## Data entries for graphics
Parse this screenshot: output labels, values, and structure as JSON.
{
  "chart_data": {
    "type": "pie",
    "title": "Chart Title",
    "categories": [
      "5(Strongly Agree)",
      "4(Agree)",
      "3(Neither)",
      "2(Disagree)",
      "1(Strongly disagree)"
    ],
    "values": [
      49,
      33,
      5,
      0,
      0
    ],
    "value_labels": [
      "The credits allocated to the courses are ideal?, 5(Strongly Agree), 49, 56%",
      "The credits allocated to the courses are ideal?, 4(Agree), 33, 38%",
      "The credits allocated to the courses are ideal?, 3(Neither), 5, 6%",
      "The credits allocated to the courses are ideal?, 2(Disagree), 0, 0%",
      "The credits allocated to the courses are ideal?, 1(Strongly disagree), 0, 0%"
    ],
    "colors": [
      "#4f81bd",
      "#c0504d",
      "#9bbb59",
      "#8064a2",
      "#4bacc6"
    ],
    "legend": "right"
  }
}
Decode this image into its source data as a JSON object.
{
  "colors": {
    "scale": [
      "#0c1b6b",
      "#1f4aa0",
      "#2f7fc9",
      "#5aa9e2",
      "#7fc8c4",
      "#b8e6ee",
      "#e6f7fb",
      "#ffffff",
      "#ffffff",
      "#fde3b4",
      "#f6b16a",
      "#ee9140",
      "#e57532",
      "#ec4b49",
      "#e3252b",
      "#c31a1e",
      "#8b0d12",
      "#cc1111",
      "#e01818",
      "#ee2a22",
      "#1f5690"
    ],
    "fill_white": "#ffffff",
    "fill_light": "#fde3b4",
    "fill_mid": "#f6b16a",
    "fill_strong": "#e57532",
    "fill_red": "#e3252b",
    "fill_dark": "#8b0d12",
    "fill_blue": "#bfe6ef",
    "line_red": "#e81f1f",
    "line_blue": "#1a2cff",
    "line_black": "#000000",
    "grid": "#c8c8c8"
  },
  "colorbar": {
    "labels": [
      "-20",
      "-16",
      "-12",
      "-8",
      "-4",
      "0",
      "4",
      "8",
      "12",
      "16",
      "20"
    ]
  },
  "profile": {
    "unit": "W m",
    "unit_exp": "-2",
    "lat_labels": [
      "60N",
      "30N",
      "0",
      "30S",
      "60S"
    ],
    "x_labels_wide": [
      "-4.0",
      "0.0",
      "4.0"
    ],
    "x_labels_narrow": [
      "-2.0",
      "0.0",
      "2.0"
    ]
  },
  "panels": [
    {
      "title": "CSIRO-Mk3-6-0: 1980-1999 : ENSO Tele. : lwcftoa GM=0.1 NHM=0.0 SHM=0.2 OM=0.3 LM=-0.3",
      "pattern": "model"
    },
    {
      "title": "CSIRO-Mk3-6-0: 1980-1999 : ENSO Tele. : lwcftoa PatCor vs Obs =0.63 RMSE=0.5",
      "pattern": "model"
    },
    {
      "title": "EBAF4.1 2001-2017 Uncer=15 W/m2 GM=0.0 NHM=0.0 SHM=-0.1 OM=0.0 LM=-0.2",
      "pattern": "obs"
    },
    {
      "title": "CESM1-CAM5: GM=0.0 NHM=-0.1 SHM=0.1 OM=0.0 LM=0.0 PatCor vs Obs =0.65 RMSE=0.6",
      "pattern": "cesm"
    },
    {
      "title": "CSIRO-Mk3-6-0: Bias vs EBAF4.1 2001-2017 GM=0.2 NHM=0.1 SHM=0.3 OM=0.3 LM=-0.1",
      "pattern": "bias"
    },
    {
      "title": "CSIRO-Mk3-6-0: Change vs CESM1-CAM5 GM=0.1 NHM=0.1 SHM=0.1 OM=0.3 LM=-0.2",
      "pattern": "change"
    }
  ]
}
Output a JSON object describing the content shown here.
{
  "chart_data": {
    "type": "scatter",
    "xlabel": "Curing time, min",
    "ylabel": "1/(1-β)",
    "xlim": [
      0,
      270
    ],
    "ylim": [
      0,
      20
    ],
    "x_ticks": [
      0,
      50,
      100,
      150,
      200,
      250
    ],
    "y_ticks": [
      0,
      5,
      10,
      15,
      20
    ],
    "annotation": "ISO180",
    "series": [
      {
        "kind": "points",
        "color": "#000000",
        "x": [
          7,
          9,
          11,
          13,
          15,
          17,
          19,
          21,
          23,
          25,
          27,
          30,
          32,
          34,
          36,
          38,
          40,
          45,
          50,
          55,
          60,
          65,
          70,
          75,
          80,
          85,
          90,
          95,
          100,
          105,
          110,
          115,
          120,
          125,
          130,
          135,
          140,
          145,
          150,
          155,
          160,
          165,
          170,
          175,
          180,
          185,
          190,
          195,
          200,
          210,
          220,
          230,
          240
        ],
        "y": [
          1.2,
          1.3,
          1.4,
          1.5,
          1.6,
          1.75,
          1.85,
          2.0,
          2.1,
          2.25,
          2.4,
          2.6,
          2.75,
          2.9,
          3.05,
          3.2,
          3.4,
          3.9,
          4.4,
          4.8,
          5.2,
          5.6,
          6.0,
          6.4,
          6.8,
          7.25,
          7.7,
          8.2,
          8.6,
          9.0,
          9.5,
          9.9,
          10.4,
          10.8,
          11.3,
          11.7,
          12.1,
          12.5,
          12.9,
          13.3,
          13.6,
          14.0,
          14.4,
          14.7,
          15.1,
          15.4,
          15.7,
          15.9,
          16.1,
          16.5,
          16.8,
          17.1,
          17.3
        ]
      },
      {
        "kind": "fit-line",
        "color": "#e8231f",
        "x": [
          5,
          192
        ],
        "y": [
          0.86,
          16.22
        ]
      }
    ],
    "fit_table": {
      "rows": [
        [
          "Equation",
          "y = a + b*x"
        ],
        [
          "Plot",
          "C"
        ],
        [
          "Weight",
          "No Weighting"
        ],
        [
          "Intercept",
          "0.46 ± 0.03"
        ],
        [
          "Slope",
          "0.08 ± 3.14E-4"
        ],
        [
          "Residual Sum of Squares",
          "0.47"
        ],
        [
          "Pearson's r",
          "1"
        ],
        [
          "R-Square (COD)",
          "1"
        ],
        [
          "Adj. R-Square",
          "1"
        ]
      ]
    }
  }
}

## PROBLEM
Look over the listing above. Pick out and copy every line that includes "title".

## RESULT FOR THIS EXERCISE
    "title": "Chart Title",
      "title": "CSIRO-Mk3-6-0: 1980-1999 : ENSO Tele. : lwcftoa GM=0.1 NHM=0.0 SHM=0.2 OM=0.3 LM=-0.3",
      "title": "CSIRO-Mk3-6-0: 1980-1999 : ENSO Tele. : lwcftoa PatCor vs Obs =0.63 RMSE=0.5",
      "title": "EBAF4.1 2001-2017 Uncer=15 W/m2 GM=0.0 NHM=0.0 SHM=-0.1 OM=0.0 LM=-0.2",
      "title": "CESM1-CAM5: GM=0.0 NHM=-0.1 SHM=0.1 OM=0.0 LM=0.0 PatCor vs Obs =0.65 RMSE=0.6",
      "title": "CSIRO-Mk3-6-0: Bias vs EBAF4.1 2001-2017 GM=0.2 NHM=0.1 SHM=0.3 OM=0.3 LM=-0.1",
      "title": "CSIRO-Mk3-6-0: Change vs CESM1-CAM5 GM=0.1 NHM=0.1 SHM=0.1 OM=0.3 LM=-0.2",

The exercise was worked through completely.